Records from a data source
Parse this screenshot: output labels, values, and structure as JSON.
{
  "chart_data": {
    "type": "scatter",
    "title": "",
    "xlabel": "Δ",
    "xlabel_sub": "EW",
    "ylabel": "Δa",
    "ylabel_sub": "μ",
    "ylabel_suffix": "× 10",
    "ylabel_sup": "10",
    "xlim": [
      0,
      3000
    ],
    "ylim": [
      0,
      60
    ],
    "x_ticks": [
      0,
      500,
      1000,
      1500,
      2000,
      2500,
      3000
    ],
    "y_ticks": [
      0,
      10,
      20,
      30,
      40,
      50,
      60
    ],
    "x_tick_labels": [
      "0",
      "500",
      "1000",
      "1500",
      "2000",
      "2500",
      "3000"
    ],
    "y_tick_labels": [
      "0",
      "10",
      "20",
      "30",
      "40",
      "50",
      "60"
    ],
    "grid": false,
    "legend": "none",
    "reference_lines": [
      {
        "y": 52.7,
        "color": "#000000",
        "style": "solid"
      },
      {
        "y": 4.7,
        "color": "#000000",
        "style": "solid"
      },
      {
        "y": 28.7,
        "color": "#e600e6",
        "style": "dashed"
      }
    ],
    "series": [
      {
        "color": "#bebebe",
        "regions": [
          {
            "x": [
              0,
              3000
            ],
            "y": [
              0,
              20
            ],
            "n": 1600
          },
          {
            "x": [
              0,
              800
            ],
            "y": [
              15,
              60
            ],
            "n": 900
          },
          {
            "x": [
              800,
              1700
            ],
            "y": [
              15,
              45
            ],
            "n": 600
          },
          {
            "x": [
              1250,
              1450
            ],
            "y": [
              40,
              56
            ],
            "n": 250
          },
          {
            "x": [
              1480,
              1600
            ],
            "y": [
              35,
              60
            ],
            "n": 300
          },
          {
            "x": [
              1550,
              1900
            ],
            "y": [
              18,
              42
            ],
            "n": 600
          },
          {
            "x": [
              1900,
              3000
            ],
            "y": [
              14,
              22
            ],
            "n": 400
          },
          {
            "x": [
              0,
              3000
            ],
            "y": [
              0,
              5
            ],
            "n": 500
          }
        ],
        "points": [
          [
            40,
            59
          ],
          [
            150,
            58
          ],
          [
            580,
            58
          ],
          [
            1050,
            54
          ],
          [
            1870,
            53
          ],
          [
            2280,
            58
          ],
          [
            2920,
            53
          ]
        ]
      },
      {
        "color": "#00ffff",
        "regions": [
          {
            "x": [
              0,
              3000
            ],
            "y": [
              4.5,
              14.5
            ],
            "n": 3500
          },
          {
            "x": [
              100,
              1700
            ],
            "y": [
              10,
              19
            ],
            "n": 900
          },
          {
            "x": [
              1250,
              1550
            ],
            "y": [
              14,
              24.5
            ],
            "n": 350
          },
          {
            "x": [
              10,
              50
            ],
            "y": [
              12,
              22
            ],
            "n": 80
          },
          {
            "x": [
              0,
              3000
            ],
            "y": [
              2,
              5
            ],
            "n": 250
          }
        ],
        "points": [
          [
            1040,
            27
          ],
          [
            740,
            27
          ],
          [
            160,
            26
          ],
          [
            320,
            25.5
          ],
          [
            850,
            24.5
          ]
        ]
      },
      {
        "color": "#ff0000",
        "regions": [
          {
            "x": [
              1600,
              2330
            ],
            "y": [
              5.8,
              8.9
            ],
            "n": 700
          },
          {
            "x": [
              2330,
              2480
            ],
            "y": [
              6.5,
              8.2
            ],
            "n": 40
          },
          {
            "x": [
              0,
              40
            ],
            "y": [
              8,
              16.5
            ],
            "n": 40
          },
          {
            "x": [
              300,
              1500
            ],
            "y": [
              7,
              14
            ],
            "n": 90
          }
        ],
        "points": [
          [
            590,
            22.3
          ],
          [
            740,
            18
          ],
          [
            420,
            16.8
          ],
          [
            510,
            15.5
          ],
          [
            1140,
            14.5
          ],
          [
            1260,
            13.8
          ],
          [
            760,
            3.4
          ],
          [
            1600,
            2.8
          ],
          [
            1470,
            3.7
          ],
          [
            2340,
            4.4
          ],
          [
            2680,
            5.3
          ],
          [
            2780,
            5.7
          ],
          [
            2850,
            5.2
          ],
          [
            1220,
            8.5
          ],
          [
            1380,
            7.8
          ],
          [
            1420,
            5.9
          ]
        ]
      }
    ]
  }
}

### [WHAT YOU ARE ASKED TO DO]
Return the entries above exactly as they appear.

### [REPLY]
Parse this screenshot: output labels, values, and structure as JSON.
{
  "chart_data": {
    "type": "scatter",
    "title": "",
    "xlabel": "Δ",
    "xlabel_sub": "EW",
    "ylabel": "Δa",
    "ylabel_sub": "μ",
    "ylabel_suffix": "× 10",
    "ylabel_sup": "10",
    "xlim": [
      0,
      3000
    ],
    "ylim": [
      0,
      60
    ],
    "x_ticks": [
      0,
      500,
      1000,
      1500,
      2000,
      2500,
      3000
    ],
    "y_ticks": [
      0,
      10,
      20,
      30,
      40,
      50,
      60
    ],
    "x_tick_labels": [
      "0",
      "500",
      "1000",
      "1500",
      "2000",
      "2500",
      "3000"
    ],
    "y_tick_labels": [
      "0",
      "10",
      "20",
      "30",
      "40",
      "50",
      "60"
    ],
    "grid": false,
    "legend": "none",
    "reference_lines": [
      {
        "y": 52.7,
        "color": "#000000",
        "style": "solid"
      },
      {
        "y": 4.7,
        "color": "#000000",
        "style": "solid"
      },
      {
        "y": 28.7,
        "color": "#e600e6",
        "style": "dashed"
      }
    ],
    "series": [
      {
        "color": "#bebebe",
        "regions": [
          {
            "x": [
              0,
              3000
            ],
            "y": [
              0,
              20
            ],
            "n": 1600
          },
          {
            "x": [
              0,
              800
            ],
            "y": [
              15,
              60
            ],
            "n": 900
          },
          {
            "x": [
              800,
              1700
            ],
            "y": [
              15,
              45
            ],
            "n": 600
          },
          {
            "x": [
              1250,
              1450
            ],
            "y": [
              40,
              56
            ],
            "n": 250
          },
          {
            "x": [
              1480,
              1600
            ],
            "y": [
              35,
              60
            ],
            "n": 300
          },
          {
            "x": [
              1550,
              1900
            ],
            "y": [
              18,
              42
            ],
            "n": 600
          },
          {
            "x": [
              1900,
              3000
            ],
            "y": [
              14,
              22
            ],
            "n": 400
          },
          {
            "x": [
              0,
              3000
            ],
            "y": [
              0,
              5
            ],
            "n": 500
          }
        ],
        "points": [
          [
            40,
            59
          ],
          [
            150,
            58
          ],
          [
            580,
            58
          ],
          [
            1050,
            54
          ],
          [
            1870,
            53
          ],
          [
            2280,
            58
          ],
          [
            2920,
            53
          ]
        ]
      },
      {
        "color": "#00ffff",
        "regions": [
          {
            "x": [
              0,
              3000
            ],
            "y": [
              4.5,
              14.5
            ],
            "n": 3500
          },
          {
            "x": [
              100,
              1700
            ],
            "y": [
              10,
              19
            ],
            "n": 900
          },
          {
            "x": [
              1250,
              1550
            ],
            "y": [
              14,
              24.5
            ],
            "n": 350
          },
          {
            "x": [
              10,
              50
            ],
            "y": [
              12,
              22
            ],
            "n": 80
          },
          {
            "x": [
              0,
              3000
            ],
            "y": [
              2,
              5
            ],
            "n": 250
          }
        ],
        "points": [
          [
            1040,
            27
          ],
          [
            740,
            27
          ],
          [
            160,
            26
          ],
          [
            320,
            25.5
          ],
          [
            850,
            24.5
          ]
        ]
      },
      {
        "color": "#ff0000",
        "regions": [
          {
            "x": [
              1600,
              2330
            ],
            "y": [
              5.8,
              8.9
            ],
            "n": 700
          },
          {
            "x": [
              2330,
              2480
            ],
            "y": [
              6.5,
              8.2
            ],
            "n": 40
          },
          {
            "x": [
              0,
              40
            ],
            "y": [
              8,
              16.5
            ],
            "n": 40
          },
          {
            "x": [
              300,
              1500
            ],
            "y": [
              7,
              14
            ],
            "n": 90
          }
        ],
        "points": [
          [
            590,
            22.3
          ],
          [
            740,
            18
          ],
          [
            420,
            16.8
          ],
          [
            510,
            15.5
          ],
          [
            1140,
            14.5
          ],
          [
            1260,
            13.8
          ],
          [
            760,
            3.4
          ],
          [
            1600,
            2.8
          ],
          [
            1470,
            3.7
          ],
          [
            2340,
            4.4
          ],
          [
            2680,
            5.3
          ],
          [
            2780,
            5.7
          ],
          [
            2850,
            5.2
          ],
          [
            1220,
            8.5
          ],
          [
            1380,
            7.8
          ],
          [
            1420,
            5.9
          ]
        ]
      }
    ]
  }
}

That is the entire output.